Text segment:

'''

Since small-scale texture contains a lot of grey-level variation at high spatial frequencies, the aim of a smoothing operation is to remove high spatial frequencies without distorting lower spatial frequencies. It turns out that because the Gaussian mask is itself smooth, it is particularly good at separating high and low spatial frequencies without using information from a larger area of the image than necessary.

We will use the procedure convolve_gauss_2d to try out Gaussian smoothing and demonstrate its efficacy. (This procedure is much more efficient than a general procedure like convolve_2d, because it makes use of the separability property to greatly reduce the amount of computation.)

It will be useful to have a test image to look at: we can generate one with a stripy pattern as follows

    vars testimage;
    newsfloatarray([1 100 1 100],        ;;; float array for efficiency
        procedure(x, y) -> value; lvars x, y, value = 0;
            if x mod 20 > 9 then
                20 -> value
            if y mod 4 > 1 then
                20 + value -> value
        endprocedure) -> testimage;
    2 -> rci_show_scale;
    rci_show(testimage) -> ;
Stripy test image

This gives an array with a high spatial frequency (i.e. fine) grid intersecting a low spatial frequency (i.e. coarse) grid. Now we examine the effect of Gaussian smoothing with sigma = 4.

'''

Aim A:
Answer these questions from the Gaussian smoothing excerpt:
(i) Which procedure is used to try out Gaussian smoothing?
(ii) What property lets that procedure greatly reduce computation?
(iii) What value of sigma is used to examine the effect of Gaussian smoothing?
Aim B: Please set down the part of the Gaussian smoothing excerpt from "Since small-scale texture" up to and including "amount of computation.)", with no changes.

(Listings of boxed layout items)

'''

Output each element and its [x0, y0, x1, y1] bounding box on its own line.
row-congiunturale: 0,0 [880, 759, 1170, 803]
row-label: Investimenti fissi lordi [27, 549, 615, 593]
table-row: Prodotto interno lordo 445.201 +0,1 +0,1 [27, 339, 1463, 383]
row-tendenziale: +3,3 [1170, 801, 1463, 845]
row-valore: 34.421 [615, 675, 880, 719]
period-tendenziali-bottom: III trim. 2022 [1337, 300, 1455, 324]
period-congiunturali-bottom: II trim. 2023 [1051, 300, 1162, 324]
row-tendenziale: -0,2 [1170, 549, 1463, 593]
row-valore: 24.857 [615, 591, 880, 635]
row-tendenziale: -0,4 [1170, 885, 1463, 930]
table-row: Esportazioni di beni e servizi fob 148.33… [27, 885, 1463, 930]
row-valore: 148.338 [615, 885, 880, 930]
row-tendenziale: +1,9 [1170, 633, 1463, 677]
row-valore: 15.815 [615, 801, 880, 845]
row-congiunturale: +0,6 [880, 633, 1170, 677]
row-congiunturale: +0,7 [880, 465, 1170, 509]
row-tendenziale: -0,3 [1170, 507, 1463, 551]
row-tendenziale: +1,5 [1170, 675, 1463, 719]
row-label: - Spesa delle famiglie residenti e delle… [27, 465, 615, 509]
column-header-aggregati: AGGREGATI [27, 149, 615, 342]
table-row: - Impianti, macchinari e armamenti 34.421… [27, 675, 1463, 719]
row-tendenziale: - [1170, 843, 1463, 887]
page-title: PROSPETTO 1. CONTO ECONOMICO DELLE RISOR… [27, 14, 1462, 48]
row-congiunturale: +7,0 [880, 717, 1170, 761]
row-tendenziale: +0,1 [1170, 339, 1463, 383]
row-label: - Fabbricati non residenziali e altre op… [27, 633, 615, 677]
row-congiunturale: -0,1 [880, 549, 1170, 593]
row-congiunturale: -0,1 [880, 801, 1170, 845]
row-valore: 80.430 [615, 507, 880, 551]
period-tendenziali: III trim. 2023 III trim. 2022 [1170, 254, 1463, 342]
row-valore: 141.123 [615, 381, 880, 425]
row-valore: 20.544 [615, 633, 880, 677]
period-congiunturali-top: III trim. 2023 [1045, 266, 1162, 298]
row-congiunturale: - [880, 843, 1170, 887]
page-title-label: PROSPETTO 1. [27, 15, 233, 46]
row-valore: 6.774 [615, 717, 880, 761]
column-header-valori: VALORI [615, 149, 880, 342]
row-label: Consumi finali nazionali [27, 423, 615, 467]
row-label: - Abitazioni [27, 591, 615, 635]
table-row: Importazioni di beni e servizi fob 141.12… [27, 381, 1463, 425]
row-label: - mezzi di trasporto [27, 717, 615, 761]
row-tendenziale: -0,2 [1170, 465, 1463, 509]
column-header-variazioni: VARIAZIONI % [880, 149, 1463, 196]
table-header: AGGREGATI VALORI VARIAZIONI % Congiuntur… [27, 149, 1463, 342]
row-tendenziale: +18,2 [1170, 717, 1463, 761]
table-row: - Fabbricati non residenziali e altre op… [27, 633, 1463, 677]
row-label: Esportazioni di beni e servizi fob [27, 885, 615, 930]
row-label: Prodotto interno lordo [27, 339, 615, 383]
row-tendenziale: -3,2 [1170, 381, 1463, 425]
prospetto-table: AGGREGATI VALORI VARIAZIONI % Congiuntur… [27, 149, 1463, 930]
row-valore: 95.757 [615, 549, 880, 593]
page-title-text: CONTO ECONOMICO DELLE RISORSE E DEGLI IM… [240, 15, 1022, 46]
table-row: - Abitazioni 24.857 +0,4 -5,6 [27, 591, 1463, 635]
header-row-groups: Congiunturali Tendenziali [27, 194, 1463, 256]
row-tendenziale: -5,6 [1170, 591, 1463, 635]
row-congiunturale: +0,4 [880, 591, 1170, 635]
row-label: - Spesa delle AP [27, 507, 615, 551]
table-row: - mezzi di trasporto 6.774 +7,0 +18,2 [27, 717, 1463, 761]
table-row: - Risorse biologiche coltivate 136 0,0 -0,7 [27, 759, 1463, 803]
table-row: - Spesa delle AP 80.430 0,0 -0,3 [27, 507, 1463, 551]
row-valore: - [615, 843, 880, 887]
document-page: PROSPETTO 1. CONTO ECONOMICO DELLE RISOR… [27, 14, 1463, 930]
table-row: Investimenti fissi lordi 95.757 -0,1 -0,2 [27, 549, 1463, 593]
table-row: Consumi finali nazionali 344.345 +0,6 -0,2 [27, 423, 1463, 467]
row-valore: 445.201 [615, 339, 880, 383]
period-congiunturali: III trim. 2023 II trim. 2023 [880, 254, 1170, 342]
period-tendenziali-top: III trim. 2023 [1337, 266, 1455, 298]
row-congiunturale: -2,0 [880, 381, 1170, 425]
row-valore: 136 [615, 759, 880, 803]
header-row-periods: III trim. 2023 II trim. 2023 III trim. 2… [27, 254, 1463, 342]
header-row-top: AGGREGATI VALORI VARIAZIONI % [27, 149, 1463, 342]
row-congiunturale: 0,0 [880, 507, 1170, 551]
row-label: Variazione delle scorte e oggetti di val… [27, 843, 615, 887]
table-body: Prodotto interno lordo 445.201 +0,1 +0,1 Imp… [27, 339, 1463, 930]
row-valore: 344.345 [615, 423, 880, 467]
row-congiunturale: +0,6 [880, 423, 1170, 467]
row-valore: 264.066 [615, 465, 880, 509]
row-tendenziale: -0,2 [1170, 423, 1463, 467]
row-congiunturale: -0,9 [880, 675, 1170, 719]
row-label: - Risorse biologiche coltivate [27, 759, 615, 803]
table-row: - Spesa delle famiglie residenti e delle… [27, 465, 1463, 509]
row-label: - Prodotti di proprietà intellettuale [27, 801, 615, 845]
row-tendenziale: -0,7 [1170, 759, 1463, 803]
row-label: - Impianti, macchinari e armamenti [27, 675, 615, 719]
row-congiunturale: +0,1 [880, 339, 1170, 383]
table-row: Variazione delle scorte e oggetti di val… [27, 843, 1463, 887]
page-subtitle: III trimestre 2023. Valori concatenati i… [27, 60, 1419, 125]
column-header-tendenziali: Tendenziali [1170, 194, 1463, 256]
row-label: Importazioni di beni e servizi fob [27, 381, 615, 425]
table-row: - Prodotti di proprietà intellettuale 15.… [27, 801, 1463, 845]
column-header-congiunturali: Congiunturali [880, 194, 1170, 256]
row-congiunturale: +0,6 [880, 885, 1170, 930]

'''

Complete response A:
(i) convolve_gauss_2d
(ii) The separability property
(iii) 4

Complete response B:
Since small-scale texture contains a lot of grey-level variation at high spatial frequencies, the aim of a smoothing operation is to remove high spatial frequencies without distorting lower spatial frequencies. It turns out that because the Gaussian mask is itself smooth, it is particularly good at separating high and low spatial frequencies without using information from a larger area of the image than necessary.

We will use the procedure convolve_gauss_2d to try out Gaussian smoothing and demonstrate its efficacy. (This procedure is much more efficient than a general procedure like convolve_2d, because it makes use of the separability property to greatly reduce the amount of computation.)